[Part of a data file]
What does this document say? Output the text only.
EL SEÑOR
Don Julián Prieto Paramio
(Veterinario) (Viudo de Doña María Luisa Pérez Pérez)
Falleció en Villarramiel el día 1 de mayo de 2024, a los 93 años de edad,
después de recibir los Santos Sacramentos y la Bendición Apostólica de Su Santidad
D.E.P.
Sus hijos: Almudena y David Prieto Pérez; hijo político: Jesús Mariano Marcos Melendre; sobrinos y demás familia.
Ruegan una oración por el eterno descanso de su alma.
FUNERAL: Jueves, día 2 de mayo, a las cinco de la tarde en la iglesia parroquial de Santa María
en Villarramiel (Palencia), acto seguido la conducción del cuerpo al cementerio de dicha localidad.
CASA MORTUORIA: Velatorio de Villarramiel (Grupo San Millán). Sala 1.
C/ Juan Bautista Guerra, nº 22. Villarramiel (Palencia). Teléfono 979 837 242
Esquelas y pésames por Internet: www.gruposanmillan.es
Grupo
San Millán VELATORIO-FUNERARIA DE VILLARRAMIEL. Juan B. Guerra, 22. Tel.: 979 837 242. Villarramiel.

● Set exercise: Every line of the material must be returned exactly as it appears.

● Task response:
What does this document say? Output the text only.
EL SEÑOR
Don Julián Prieto Paramio
(Veterinario) (Viudo de Doña María Luisa Pérez Pérez)
Falleció en Villarramiel el día 1 de mayo de 2024, a los 93 años de edad,
después de recibir los Santos Sacramentos y la Bendición Apostólica de Su Santidad
D.E.P.
Sus hijos: Almudena y David Prieto Pérez; hijo político: Jesús Mariano Marcos Melendre; sobrinos y demás familia.
Ruegan una oración por el eterno descanso de su alma.
FUNERAL: Jueves, día 2 de mayo, a las cinco de la tarde en la iglesia parroquial de Santa María
en Villarramiel (Palencia), acto seguido la conducción del cuerpo al cementerio de dicha localidad.
CASA MORTUORIA: Velatorio de Villarramiel (Grupo San Millán). Sala 1.
C/ Juan Bautista Guerra, nº 22. Villarramiel (Palencia). Teléfono 979 837 242
Esquelas y pésames por Internet: www.gruposanmillan.es
Grupo
San Millán VELATORIO-FUNERARIA DE VILLARRAMIEL. Juan B. Guerra, 22. Tel.: 979 837 242. Villarramiel.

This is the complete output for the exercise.